## [Record set]
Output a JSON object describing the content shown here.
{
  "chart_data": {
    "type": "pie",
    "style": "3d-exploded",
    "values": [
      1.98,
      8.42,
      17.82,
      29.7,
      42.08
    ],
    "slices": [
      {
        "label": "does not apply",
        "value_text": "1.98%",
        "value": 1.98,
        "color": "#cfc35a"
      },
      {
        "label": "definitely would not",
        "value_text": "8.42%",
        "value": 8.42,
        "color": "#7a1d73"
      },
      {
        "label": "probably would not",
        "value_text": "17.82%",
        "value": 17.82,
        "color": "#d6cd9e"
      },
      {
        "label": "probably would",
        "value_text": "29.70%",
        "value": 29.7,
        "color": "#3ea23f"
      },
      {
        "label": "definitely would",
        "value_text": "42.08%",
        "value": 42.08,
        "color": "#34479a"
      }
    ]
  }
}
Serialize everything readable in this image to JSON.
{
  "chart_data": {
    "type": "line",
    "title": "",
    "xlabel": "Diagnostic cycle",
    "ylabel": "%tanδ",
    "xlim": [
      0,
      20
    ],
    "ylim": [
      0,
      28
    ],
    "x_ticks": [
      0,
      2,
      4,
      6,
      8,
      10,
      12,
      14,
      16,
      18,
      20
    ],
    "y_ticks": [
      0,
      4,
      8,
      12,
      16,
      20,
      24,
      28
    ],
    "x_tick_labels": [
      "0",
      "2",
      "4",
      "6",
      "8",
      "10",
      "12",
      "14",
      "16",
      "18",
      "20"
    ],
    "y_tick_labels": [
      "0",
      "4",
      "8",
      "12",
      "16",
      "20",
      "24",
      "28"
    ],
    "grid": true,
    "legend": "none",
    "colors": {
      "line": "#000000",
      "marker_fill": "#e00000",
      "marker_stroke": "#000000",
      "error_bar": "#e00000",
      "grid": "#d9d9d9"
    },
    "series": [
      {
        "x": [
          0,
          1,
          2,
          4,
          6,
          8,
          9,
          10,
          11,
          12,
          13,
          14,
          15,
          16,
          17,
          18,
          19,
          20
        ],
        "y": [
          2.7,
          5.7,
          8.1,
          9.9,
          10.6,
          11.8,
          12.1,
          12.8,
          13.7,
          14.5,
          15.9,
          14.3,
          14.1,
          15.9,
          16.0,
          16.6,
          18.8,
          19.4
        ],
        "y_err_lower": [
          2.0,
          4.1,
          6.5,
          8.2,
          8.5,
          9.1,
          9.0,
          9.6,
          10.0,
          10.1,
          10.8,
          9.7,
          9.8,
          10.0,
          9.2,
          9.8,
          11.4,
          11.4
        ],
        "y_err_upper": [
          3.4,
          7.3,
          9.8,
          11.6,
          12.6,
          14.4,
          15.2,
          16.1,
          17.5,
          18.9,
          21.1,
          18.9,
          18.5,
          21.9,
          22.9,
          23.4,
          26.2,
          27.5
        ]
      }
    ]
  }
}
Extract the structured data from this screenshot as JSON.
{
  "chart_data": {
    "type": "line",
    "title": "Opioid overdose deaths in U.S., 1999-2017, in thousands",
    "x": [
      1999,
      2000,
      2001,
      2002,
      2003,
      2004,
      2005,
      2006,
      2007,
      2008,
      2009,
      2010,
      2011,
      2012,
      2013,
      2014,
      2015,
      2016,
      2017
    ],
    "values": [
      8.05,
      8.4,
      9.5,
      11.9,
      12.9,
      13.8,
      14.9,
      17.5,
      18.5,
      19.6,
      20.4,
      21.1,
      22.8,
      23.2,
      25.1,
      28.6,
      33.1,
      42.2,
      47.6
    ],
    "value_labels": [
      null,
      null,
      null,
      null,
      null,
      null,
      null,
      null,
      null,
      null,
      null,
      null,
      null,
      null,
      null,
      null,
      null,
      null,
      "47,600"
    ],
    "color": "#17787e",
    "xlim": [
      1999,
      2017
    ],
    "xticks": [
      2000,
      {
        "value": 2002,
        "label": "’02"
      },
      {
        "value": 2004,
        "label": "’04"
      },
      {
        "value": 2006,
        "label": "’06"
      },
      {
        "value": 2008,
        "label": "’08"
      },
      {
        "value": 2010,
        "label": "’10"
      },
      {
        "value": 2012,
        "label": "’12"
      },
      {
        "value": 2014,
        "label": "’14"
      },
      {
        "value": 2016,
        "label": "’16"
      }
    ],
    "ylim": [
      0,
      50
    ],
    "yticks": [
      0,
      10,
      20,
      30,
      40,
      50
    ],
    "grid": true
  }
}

## [Task details]
The string "probably" may appear in lines of the listing above; tally those lines and give the number only.

## [Written answer]
2